• _Short exercise_
Pick out every line holding the string "Източният" and copy it.

[Rows from a dataset]
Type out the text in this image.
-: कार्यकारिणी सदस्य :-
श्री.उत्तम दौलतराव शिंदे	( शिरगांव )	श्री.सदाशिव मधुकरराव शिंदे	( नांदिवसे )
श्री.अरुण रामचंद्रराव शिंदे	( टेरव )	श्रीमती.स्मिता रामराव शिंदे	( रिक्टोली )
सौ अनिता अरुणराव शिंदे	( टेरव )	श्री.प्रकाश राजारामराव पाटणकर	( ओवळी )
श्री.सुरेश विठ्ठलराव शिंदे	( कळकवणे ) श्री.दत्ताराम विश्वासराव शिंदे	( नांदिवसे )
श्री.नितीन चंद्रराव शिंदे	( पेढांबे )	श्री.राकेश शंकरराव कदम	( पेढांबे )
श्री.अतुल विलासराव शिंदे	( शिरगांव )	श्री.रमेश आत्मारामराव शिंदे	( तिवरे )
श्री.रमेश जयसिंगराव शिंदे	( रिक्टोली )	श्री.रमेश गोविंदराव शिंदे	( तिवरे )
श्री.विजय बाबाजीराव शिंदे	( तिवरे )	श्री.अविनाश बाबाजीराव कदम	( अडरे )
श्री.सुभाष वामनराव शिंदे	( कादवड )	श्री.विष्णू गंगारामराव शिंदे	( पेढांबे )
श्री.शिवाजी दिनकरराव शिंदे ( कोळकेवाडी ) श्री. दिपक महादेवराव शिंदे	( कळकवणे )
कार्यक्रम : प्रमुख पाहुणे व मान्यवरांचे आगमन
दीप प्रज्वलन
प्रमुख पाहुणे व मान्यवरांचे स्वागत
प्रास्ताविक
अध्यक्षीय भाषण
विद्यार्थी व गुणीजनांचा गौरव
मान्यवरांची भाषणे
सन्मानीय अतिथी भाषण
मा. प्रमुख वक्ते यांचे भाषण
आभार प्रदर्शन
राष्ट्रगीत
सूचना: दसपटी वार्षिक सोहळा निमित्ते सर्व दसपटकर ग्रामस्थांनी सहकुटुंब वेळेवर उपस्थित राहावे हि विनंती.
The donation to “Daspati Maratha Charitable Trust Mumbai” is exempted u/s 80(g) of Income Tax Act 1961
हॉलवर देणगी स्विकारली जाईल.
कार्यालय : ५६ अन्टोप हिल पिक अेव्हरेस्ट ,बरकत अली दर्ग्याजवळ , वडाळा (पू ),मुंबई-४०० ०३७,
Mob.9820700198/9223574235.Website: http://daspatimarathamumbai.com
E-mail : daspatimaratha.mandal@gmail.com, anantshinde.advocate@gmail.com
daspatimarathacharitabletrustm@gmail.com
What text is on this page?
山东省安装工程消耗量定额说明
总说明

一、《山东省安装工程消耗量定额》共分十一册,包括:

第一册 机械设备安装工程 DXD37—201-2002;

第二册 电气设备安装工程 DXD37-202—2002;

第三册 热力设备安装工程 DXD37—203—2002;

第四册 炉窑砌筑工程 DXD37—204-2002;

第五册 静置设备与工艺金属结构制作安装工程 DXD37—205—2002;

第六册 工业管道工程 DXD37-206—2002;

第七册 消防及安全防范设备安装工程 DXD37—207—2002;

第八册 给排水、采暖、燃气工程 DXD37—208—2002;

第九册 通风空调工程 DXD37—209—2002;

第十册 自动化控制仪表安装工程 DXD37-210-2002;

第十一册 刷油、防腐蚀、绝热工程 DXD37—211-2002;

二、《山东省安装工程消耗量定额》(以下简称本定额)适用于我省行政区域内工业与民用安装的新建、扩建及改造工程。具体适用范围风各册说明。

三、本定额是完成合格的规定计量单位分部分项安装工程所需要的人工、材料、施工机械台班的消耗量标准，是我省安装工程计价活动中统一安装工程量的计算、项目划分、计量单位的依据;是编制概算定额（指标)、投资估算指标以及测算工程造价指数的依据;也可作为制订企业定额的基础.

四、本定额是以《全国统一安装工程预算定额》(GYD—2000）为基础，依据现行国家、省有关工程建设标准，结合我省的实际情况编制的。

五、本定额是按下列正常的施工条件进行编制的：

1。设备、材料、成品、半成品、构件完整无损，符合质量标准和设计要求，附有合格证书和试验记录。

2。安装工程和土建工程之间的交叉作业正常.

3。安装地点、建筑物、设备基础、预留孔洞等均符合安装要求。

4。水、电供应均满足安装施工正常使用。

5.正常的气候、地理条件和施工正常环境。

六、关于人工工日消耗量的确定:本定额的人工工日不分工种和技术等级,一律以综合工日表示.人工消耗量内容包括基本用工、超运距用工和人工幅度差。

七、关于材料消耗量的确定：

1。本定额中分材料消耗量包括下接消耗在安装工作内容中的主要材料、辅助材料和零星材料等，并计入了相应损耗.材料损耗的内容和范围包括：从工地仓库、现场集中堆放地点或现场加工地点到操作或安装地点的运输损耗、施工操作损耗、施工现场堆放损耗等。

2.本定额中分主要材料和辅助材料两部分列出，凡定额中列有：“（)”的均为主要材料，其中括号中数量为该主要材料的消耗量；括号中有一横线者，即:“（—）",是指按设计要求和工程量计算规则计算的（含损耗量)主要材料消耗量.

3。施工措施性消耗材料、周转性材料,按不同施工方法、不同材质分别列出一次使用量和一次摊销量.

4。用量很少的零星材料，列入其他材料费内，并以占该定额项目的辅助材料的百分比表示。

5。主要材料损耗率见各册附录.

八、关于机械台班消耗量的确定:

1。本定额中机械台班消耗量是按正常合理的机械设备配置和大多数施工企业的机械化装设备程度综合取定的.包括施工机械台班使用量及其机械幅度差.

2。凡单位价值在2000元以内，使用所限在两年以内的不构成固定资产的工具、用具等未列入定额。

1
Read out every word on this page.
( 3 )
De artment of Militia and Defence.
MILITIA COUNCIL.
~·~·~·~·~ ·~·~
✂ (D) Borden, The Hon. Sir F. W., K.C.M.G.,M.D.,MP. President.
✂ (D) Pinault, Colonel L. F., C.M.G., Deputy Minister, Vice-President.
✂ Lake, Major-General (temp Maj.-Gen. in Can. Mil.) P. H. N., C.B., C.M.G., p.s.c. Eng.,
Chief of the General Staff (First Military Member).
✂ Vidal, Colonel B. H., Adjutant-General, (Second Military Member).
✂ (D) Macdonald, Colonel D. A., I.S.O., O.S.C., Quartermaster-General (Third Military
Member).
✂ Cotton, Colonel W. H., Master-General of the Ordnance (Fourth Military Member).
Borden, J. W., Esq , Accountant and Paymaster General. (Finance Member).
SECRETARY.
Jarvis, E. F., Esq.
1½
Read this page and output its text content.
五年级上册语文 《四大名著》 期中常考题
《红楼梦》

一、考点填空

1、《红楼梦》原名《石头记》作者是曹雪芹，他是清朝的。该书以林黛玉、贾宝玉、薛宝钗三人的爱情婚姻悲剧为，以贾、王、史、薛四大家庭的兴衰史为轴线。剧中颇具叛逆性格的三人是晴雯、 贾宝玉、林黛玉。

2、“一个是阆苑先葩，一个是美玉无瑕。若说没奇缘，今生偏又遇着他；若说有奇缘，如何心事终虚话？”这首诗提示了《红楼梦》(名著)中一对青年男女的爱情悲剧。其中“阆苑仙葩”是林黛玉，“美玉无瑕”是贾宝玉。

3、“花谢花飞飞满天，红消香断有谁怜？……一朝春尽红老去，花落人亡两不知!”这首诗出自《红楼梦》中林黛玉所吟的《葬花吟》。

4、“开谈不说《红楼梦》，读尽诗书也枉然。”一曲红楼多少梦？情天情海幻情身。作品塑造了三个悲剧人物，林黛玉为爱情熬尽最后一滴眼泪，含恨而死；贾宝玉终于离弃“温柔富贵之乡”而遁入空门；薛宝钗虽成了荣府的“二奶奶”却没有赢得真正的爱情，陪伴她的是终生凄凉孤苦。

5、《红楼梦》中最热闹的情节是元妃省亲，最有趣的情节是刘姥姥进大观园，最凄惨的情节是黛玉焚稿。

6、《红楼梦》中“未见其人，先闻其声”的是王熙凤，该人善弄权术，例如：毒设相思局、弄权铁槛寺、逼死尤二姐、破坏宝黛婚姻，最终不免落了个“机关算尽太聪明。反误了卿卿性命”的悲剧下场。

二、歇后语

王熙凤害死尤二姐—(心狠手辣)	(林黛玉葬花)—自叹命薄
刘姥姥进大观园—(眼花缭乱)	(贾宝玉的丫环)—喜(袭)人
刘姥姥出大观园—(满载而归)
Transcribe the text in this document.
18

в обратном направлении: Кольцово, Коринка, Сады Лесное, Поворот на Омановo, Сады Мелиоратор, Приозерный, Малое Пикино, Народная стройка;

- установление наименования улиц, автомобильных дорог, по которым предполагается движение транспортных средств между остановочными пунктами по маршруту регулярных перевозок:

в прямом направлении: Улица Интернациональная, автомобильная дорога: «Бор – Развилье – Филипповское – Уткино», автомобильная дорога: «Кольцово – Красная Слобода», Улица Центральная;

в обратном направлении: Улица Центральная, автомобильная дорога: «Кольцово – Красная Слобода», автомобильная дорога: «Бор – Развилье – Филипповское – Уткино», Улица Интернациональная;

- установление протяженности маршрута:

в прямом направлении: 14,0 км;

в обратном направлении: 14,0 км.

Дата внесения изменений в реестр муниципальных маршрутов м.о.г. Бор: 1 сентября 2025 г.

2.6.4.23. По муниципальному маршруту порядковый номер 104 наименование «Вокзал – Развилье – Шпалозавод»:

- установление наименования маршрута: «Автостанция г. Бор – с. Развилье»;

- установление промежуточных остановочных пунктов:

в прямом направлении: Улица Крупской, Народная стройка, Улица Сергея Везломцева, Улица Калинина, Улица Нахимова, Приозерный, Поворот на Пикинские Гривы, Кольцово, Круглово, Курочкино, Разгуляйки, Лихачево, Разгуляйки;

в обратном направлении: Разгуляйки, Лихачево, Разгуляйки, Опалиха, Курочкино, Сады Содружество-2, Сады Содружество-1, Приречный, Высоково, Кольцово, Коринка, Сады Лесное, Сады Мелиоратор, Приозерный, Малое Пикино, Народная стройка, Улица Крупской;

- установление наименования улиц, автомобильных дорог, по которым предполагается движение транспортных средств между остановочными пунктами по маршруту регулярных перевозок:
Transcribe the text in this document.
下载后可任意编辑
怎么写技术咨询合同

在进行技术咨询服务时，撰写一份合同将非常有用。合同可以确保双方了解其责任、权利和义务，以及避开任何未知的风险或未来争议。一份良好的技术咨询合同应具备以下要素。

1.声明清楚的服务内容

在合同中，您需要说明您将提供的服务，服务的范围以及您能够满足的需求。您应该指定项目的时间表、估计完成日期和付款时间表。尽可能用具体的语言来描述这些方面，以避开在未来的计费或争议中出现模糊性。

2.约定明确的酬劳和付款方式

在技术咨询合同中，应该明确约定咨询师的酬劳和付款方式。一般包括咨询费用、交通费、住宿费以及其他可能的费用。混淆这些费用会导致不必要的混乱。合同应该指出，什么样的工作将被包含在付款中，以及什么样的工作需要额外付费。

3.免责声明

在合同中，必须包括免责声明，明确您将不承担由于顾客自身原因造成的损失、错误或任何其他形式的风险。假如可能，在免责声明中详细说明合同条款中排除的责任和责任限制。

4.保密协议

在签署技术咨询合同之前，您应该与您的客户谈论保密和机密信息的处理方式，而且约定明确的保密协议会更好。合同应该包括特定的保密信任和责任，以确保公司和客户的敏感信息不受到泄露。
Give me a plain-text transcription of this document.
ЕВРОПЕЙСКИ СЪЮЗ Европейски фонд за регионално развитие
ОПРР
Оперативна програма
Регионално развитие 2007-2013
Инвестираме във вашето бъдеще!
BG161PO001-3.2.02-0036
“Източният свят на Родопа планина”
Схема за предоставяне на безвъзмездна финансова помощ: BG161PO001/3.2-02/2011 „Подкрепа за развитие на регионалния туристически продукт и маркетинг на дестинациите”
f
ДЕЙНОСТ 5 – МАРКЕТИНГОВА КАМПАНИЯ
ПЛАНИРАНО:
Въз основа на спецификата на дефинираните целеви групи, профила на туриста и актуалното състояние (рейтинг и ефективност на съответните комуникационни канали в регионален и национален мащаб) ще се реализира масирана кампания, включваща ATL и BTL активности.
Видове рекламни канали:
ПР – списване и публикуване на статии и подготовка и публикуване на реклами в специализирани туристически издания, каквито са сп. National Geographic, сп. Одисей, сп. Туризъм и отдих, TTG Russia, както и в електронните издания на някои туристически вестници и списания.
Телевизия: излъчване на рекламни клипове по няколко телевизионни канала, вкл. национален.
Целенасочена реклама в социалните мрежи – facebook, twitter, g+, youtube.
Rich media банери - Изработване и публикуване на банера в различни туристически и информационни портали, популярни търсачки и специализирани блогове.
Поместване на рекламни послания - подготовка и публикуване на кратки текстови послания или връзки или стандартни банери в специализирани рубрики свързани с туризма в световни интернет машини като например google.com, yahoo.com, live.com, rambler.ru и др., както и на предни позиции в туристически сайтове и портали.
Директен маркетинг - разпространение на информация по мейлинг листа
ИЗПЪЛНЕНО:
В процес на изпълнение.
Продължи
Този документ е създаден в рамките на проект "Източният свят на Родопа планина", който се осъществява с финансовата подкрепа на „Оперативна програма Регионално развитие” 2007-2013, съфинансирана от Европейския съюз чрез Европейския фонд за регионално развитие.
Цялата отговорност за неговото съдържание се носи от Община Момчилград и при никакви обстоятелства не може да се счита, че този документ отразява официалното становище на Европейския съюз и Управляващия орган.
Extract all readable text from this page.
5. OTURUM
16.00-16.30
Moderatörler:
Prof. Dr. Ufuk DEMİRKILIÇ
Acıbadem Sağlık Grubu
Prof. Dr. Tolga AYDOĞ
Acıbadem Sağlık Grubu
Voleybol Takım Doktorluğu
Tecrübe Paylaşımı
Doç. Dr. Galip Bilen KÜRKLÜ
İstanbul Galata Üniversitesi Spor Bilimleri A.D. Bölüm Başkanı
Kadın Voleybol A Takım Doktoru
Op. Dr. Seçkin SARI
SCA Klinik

• _Written reply_
“Източният свят на Родопа планина”
Този документ е създаден в рамките на проект "Източният свят на Родопа планина", който се осъществява с финансовата подкрепа на „Оперативна програма Регионално развитие” 2007-2013, съфинансирана от Европейския съюз чрез Европейския фонд за регионално развитие.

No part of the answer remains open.